* begin Records provided *
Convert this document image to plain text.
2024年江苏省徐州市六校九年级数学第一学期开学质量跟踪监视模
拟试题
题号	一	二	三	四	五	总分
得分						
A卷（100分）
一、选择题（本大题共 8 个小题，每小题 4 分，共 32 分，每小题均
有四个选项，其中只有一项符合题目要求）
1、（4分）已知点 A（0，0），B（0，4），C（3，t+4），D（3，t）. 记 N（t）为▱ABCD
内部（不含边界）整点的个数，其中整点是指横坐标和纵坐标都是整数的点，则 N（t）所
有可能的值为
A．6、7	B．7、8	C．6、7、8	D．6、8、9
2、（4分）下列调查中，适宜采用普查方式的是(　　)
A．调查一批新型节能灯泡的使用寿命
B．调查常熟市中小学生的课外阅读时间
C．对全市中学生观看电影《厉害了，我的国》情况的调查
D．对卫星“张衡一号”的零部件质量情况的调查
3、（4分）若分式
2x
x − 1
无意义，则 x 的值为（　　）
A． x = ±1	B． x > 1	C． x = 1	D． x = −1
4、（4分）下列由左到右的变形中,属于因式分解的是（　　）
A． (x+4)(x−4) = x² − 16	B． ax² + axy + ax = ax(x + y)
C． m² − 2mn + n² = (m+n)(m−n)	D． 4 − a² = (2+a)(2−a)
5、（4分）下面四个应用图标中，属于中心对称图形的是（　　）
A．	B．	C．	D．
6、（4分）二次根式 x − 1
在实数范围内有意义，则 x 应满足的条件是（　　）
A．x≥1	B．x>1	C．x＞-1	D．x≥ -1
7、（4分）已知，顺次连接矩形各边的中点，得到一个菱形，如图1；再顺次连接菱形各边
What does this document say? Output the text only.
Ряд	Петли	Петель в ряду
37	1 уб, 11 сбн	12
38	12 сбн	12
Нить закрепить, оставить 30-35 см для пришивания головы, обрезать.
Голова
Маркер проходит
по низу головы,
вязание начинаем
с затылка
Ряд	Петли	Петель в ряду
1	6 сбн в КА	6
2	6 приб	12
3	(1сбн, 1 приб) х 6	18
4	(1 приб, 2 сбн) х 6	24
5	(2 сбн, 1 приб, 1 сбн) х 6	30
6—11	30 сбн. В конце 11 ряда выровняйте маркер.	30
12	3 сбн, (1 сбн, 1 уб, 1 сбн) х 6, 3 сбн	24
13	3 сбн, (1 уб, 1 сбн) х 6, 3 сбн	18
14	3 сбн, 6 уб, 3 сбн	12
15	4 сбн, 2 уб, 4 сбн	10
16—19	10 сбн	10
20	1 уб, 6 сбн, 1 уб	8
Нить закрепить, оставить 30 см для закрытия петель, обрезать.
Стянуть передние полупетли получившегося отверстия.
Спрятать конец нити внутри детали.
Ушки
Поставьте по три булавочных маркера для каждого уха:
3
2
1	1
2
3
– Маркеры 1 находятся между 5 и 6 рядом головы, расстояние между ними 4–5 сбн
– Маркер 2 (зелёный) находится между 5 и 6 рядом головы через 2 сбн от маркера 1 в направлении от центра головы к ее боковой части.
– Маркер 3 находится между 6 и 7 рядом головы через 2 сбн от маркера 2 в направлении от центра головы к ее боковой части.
* end Records provided *
* begin Records provided *
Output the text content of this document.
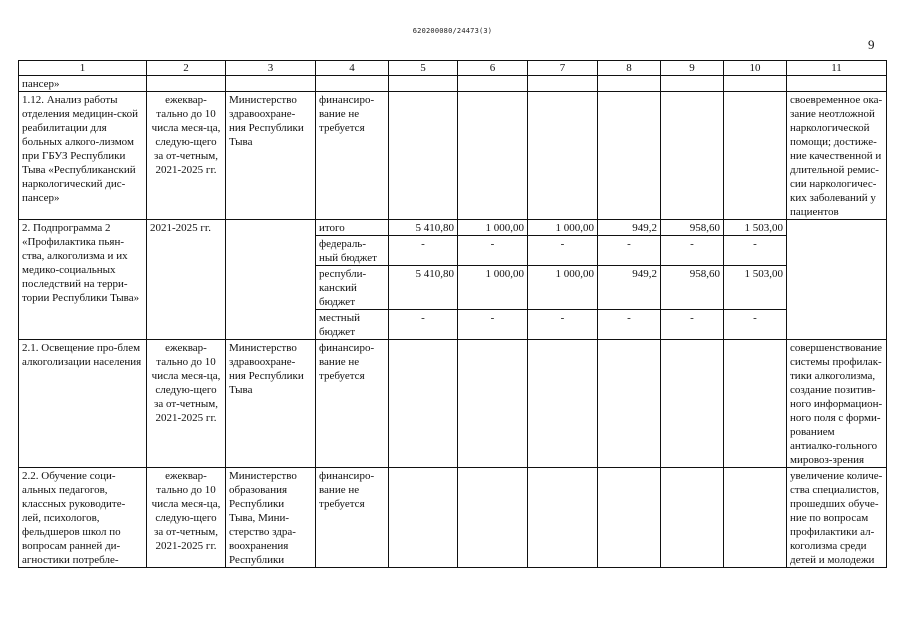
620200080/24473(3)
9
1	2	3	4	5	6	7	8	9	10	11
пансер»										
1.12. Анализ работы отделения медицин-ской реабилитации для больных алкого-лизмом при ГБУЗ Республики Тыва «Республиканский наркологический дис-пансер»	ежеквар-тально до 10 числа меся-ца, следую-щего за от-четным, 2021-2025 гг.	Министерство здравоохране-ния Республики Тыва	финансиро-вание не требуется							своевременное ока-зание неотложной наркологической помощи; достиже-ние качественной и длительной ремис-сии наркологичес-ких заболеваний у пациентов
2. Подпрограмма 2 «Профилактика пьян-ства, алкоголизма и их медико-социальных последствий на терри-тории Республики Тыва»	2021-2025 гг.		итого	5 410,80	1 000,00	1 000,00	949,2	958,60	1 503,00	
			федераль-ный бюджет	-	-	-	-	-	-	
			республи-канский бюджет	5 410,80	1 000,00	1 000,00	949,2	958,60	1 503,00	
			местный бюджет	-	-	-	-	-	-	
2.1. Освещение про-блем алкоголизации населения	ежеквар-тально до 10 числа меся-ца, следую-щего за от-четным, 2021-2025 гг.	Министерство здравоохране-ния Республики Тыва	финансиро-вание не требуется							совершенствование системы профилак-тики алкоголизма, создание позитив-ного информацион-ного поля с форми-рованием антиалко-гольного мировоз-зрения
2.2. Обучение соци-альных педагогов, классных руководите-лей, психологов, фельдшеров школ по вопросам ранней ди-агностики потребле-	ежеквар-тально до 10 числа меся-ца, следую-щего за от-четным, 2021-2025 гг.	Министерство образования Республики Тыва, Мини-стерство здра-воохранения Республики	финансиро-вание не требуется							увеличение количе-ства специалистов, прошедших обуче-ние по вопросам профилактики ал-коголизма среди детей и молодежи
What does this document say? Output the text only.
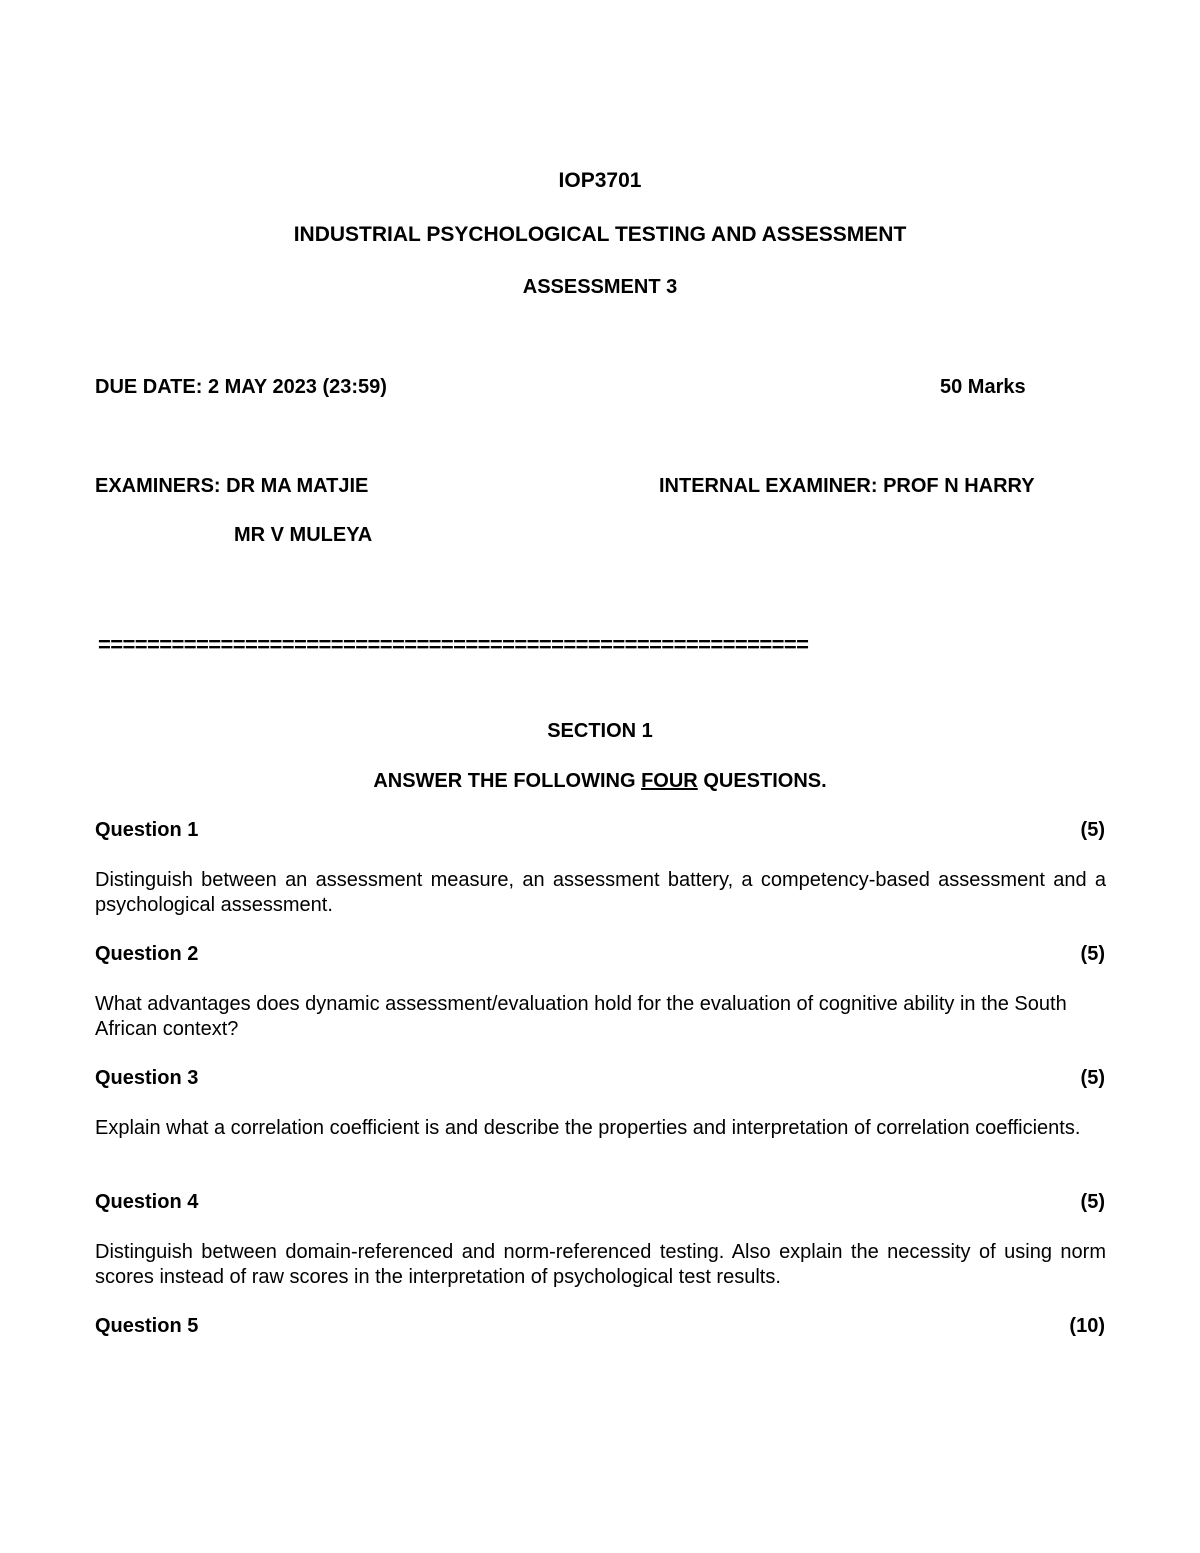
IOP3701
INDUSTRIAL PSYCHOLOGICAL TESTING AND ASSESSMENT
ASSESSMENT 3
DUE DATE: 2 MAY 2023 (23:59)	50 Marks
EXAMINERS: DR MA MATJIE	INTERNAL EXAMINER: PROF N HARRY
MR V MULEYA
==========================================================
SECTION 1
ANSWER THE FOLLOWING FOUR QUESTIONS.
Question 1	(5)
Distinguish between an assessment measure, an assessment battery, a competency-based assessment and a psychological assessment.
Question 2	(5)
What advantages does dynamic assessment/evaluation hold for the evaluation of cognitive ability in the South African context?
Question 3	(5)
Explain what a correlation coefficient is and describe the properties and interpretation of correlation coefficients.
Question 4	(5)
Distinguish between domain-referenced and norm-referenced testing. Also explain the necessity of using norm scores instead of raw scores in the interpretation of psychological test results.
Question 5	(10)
* end Records provided *
**Exercise task:** Report every line containing the word "алкоголизма" from the listing above.

**Problem solution:**
2. Подпрограмма 2 «Профилактика пьян-ства, алкоголизма и их медико-социальных последствий на терри-тории Республики Тыва»	2021-2025 гг.		итого	5 410,80	1 000,00	1 000,00	949,2	958,60	1 503,00	
2.1. Освещение про-блем алкоголизации населения	ежеквар-тально до 10 числа меся-ца, следую-щего за от-четным, 2021-2025 гг.	Министерство здравоохране-ния Республики Тыва	финансиро-вание не требуется							совершенствование системы профилак-тики алкоголизма, создание позитив-ного информацион-ного поля с форми-рованием антиалко-гольного мировоз-зрения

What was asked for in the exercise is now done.